■ REQUIREMENT ■
Filter the listing and keep only the lines with the word "AGGRAVATING".

■ ENTRIES ■
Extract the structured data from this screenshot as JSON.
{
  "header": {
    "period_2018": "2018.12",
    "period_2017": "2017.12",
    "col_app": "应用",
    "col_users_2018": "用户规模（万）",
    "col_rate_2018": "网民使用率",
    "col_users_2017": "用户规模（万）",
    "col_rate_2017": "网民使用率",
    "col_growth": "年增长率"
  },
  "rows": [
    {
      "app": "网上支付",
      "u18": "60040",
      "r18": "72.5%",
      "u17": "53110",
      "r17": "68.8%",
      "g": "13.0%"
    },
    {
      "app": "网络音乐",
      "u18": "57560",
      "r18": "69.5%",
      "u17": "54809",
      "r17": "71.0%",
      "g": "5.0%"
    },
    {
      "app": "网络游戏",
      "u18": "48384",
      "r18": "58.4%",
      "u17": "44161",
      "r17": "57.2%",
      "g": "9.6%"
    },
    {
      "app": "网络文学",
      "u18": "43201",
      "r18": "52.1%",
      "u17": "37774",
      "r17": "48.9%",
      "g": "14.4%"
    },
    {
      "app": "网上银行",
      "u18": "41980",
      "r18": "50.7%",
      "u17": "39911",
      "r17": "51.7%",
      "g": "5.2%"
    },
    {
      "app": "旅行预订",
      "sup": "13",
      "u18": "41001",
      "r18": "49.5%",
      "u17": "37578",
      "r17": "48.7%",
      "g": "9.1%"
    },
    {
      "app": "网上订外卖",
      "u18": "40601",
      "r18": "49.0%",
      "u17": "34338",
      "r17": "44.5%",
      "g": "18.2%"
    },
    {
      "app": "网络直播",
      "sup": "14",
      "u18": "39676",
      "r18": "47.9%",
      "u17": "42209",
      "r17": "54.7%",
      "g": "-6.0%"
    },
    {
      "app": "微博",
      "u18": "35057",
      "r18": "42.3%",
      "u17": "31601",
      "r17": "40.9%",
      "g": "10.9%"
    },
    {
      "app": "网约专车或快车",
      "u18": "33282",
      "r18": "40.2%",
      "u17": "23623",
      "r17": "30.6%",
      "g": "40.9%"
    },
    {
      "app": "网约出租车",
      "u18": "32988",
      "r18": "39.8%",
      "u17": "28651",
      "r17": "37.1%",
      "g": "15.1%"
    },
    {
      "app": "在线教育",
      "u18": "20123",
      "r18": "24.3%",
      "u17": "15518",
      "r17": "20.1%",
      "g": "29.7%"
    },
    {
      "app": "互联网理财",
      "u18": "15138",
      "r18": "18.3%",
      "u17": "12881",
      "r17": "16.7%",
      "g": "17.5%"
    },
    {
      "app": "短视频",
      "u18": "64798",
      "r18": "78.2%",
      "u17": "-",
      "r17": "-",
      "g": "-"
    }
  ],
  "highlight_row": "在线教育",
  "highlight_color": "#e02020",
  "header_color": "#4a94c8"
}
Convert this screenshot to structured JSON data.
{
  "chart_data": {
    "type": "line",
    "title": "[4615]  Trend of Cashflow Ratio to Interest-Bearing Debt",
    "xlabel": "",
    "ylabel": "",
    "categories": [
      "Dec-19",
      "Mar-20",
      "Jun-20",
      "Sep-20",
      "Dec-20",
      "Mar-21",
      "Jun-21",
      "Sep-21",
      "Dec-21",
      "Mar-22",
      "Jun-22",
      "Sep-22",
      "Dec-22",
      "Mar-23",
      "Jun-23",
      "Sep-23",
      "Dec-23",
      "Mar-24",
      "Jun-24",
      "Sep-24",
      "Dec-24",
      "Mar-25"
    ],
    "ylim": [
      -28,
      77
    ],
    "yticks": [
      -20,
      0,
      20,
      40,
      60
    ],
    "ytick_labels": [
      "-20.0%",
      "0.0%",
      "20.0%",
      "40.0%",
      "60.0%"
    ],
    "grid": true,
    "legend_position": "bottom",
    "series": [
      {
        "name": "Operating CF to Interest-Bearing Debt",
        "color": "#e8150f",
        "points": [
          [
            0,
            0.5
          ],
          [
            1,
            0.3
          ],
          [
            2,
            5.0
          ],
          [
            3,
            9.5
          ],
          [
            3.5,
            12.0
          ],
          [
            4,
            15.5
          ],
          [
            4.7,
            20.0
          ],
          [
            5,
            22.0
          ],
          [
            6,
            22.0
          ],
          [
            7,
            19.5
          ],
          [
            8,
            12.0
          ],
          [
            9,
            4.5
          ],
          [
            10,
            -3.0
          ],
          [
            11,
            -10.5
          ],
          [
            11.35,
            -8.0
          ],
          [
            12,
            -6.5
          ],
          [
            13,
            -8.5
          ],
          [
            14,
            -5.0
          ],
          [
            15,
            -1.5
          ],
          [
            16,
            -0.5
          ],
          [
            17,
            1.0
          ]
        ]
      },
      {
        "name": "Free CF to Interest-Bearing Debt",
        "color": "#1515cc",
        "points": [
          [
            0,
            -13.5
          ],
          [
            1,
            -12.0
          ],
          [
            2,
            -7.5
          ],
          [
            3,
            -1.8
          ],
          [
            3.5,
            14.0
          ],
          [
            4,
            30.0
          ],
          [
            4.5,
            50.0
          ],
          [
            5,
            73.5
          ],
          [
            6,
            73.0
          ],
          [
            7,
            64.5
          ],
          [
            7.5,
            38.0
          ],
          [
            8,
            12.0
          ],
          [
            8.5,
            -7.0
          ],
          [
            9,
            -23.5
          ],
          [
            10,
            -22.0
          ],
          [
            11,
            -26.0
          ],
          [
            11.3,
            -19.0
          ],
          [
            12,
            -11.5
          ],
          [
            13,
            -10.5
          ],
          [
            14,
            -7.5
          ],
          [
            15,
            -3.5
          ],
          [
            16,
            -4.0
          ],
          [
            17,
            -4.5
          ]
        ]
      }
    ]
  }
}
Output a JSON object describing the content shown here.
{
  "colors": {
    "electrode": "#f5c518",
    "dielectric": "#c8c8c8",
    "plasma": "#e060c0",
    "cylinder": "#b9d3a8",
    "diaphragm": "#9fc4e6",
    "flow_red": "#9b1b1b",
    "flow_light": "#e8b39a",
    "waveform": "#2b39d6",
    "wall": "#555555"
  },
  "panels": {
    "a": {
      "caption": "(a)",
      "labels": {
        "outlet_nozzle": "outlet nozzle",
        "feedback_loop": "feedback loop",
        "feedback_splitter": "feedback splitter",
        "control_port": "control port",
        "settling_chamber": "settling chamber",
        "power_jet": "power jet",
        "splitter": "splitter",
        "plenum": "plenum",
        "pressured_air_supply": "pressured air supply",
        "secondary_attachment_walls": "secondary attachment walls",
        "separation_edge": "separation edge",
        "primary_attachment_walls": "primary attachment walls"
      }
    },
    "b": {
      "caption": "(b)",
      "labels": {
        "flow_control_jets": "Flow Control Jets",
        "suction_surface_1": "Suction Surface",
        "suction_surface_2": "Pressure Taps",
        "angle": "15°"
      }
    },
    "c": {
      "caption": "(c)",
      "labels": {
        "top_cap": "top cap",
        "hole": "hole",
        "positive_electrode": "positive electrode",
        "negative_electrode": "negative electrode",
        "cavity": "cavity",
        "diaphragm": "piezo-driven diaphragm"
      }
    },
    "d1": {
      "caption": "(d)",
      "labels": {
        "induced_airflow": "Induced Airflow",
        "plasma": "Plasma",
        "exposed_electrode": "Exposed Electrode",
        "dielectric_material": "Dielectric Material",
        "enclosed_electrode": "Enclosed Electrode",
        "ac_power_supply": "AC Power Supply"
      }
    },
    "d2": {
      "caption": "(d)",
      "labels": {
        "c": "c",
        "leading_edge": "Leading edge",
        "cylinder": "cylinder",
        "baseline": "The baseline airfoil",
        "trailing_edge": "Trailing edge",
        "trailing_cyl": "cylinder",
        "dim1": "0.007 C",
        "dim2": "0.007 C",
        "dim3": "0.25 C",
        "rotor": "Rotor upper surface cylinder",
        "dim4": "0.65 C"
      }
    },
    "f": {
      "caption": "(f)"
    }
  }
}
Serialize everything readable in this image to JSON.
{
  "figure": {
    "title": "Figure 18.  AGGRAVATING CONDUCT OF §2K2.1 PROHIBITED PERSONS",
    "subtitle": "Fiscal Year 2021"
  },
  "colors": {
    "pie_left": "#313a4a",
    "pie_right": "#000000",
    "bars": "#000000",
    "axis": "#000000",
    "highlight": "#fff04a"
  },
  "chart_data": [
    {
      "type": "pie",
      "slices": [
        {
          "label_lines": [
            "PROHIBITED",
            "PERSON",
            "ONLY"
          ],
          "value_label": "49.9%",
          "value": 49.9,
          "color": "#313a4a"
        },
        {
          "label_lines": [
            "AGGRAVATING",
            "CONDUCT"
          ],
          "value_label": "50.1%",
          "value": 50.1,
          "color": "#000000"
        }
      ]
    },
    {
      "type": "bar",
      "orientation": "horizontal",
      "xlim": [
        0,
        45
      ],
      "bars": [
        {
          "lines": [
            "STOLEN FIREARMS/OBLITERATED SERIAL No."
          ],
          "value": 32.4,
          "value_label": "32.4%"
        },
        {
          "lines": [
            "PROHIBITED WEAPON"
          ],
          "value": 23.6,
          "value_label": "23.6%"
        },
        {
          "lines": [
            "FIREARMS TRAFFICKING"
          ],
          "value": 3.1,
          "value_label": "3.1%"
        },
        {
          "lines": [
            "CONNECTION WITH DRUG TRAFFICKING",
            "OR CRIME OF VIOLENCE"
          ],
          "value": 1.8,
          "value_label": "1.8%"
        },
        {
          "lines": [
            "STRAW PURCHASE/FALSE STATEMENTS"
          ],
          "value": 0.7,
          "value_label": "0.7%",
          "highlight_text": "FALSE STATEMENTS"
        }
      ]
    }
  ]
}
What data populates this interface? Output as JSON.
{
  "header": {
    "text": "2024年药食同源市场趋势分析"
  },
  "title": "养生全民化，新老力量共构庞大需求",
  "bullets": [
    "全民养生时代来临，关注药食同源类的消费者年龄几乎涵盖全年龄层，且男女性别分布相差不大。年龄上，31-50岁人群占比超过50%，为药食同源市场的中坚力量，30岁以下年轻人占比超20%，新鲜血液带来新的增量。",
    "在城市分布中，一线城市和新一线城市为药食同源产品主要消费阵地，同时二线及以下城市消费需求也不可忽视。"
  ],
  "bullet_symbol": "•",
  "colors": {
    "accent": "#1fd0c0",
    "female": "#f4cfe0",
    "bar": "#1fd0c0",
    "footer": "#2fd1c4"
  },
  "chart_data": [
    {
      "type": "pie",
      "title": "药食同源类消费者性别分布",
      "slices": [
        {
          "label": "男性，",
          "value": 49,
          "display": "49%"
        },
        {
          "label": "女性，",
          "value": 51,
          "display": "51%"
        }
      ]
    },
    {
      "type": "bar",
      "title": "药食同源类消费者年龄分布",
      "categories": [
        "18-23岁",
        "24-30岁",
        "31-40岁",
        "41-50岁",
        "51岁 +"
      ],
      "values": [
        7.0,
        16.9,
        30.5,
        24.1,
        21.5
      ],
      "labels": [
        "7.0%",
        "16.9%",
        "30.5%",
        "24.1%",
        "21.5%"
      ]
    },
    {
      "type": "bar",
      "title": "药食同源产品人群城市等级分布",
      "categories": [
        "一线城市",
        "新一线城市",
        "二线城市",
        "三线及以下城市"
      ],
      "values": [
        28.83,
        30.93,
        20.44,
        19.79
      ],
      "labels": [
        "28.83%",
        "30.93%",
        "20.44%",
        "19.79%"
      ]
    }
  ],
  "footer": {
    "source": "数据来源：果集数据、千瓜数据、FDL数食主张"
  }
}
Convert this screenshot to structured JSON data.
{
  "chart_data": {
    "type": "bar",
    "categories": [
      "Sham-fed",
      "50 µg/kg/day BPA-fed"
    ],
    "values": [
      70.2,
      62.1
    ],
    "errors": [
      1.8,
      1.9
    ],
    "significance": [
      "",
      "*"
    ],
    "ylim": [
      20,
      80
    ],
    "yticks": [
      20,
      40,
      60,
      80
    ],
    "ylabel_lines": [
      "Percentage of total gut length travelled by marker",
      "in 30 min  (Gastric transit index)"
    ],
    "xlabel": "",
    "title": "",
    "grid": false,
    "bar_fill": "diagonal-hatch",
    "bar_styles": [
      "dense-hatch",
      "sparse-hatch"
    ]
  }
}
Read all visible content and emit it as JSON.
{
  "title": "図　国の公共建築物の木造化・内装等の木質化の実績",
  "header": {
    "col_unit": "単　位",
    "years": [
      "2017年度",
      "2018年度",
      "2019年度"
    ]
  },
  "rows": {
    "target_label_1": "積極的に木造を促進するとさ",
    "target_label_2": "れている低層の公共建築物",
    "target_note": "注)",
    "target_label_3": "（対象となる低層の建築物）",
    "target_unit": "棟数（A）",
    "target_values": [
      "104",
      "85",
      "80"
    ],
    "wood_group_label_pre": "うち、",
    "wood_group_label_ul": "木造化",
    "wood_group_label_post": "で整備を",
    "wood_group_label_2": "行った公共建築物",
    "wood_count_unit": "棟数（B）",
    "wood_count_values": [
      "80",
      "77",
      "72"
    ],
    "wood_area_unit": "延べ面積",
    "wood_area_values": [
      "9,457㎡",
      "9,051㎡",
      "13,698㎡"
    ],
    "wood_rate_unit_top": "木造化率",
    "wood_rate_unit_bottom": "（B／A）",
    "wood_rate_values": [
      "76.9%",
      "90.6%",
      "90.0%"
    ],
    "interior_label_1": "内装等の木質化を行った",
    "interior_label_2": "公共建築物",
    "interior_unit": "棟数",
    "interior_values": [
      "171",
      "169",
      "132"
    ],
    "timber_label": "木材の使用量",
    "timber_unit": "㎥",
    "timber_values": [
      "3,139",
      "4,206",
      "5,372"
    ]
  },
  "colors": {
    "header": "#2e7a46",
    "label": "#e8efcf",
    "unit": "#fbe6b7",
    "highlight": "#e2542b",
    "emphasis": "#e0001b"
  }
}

■ ANSWER FOR THE TASK ■
    "title": "Figure 18.  AGGRAVATING CONDUCT OF §2K2.1 PROHIBITED PERSONS",
            "AGGRAVATING",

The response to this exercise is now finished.